__Provided records__

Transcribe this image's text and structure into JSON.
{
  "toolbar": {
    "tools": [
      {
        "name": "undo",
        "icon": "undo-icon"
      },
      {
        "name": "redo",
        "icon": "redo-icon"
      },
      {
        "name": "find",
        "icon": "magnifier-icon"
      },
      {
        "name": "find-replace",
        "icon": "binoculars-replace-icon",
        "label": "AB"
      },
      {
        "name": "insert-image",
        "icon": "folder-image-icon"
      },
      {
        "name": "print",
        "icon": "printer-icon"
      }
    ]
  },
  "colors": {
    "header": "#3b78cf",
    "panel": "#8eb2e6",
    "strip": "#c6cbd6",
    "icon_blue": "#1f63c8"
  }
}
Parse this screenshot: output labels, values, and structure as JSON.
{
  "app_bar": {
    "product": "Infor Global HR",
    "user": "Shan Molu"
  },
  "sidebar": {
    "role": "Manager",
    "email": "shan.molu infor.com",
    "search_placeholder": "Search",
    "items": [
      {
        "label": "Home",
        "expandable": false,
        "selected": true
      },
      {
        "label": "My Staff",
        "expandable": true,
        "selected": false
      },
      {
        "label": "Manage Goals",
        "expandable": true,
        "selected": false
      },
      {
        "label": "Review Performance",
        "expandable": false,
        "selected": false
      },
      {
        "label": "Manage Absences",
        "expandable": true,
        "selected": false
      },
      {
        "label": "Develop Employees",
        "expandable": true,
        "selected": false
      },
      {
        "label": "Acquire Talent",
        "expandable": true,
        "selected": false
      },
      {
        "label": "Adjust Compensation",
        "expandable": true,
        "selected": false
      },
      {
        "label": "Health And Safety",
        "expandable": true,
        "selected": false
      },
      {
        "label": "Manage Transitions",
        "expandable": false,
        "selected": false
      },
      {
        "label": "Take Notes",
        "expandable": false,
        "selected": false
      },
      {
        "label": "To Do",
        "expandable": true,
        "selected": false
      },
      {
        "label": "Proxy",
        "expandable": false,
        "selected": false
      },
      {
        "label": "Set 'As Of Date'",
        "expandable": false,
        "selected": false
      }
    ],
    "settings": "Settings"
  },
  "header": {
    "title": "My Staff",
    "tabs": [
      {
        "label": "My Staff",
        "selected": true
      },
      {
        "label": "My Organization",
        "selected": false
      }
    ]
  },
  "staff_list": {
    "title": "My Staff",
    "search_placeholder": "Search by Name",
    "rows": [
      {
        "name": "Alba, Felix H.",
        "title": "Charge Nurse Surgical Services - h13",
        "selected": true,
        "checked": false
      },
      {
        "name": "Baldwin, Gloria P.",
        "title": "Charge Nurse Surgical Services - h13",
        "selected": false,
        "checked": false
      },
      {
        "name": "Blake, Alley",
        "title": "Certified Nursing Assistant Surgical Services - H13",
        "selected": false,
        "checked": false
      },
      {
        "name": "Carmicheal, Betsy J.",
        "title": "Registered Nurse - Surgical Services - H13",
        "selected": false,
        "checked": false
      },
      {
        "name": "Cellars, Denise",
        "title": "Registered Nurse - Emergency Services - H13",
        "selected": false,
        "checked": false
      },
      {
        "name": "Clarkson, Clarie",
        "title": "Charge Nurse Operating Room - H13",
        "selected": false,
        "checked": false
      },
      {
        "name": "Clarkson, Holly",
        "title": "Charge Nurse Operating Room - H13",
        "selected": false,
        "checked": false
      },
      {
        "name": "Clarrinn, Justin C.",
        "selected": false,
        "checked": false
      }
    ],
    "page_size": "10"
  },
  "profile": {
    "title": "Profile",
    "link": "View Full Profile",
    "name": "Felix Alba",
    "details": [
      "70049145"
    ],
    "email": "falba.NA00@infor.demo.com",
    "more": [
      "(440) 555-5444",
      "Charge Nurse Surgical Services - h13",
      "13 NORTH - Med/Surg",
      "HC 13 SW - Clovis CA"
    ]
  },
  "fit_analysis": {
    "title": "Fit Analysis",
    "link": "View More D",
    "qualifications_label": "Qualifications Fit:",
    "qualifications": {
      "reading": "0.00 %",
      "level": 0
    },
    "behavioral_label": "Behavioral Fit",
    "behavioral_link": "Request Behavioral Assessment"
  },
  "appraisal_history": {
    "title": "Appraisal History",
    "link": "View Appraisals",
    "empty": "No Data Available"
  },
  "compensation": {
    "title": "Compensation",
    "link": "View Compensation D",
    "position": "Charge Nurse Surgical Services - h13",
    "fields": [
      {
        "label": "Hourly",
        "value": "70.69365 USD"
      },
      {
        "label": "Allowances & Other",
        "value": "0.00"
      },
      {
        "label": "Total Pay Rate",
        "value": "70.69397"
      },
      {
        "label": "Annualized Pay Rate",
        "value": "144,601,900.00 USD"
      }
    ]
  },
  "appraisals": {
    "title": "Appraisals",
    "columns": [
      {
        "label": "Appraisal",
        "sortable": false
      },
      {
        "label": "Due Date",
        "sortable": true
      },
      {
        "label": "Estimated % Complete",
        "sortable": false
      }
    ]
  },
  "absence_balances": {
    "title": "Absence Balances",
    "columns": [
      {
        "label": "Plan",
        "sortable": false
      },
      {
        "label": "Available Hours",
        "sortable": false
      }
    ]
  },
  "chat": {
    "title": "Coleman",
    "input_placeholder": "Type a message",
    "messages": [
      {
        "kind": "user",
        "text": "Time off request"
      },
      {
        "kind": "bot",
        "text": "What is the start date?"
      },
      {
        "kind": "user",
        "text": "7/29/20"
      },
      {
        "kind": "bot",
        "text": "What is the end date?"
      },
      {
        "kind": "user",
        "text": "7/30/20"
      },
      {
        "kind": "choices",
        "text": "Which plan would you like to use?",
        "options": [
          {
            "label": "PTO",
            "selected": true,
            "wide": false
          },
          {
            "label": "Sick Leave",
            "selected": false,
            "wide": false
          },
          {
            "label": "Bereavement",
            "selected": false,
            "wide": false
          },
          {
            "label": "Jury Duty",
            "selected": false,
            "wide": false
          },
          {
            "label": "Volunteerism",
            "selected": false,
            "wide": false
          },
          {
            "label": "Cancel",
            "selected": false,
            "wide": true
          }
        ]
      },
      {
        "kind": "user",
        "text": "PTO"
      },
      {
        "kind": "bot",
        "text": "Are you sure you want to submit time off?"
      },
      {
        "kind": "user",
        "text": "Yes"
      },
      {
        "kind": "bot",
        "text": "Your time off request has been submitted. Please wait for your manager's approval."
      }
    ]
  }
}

__Task directions__
Whenever "replace" turns up in a line, pick that line out.

__Task answer__
        "name": "find-replace",
        "icon": "binoculars-replace-icon",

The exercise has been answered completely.